(Saved data entries)

--- Begin ---

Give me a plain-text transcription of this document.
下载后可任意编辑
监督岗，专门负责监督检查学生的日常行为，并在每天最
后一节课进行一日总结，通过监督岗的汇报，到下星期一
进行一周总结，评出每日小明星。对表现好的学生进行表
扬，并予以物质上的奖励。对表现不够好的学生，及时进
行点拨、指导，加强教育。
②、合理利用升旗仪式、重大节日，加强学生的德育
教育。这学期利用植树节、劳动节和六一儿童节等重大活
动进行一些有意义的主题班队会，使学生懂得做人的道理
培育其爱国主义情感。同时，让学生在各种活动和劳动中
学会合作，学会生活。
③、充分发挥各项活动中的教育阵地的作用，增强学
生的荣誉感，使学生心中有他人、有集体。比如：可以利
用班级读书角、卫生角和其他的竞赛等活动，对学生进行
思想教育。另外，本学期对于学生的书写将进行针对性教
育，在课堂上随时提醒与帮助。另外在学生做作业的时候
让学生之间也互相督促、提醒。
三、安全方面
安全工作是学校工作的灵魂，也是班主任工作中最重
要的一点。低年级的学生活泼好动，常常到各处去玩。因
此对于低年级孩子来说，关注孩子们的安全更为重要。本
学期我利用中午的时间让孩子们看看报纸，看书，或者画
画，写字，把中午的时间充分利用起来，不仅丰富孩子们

--- End ---

**Brief**
Every line of the data above should be reproduced word for word.

**Solved exercise**
Give me a plain-text transcription of this document.
下载后可任意编辑
监督岗，专门负责监督检查学生的日常行为，并在每天最
后一节课进行一日总结，通过监督岗的汇报，到下星期一
进行一周总结，评出每日小明星。对表现好的学生进行表
扬，并予以物质上的奖励。对表现不够好的学生，及时进
行点拨、指导，加强教育。
②、合理利用升旗仪式、重大节日，加强学生的德育
教育。这学期利用植树节、劳动节和六一儿童节等重大活
动进行一些有意义的主题班队会，使学生懂得做人的道理
培育其爱国主义情感。同时，让学生在各种活动和劳动中
学会合作，学会生活。
③、充分发挥各项活动中的教育阵地的作用，增强学
生的荣誉感，使学生心中有他人、有集体。比如：可以利
用班级读书角、卫生角和其他的竞赛等活动，对学生进行
思想教育。另外，本学期对于学生的书写将进行针对性教
育，在课堂上随时提醒与帮助。另外在学生做作业的时候
让学生之间也互相督促、提醒。
三、安全方面
安全工作是学校工作的灵魂，也是班主任工作中最重
要的一点。低年级的学生活泼好动，常常到各处去玩。因
此对于低年级孩子来说，关注孩子们的安全更为重要。本
学期我利用中午的时间让孩子们看看报纸，看书，或者画
画，写字，把中午的时间充分利用起来，不仅丰富孩子们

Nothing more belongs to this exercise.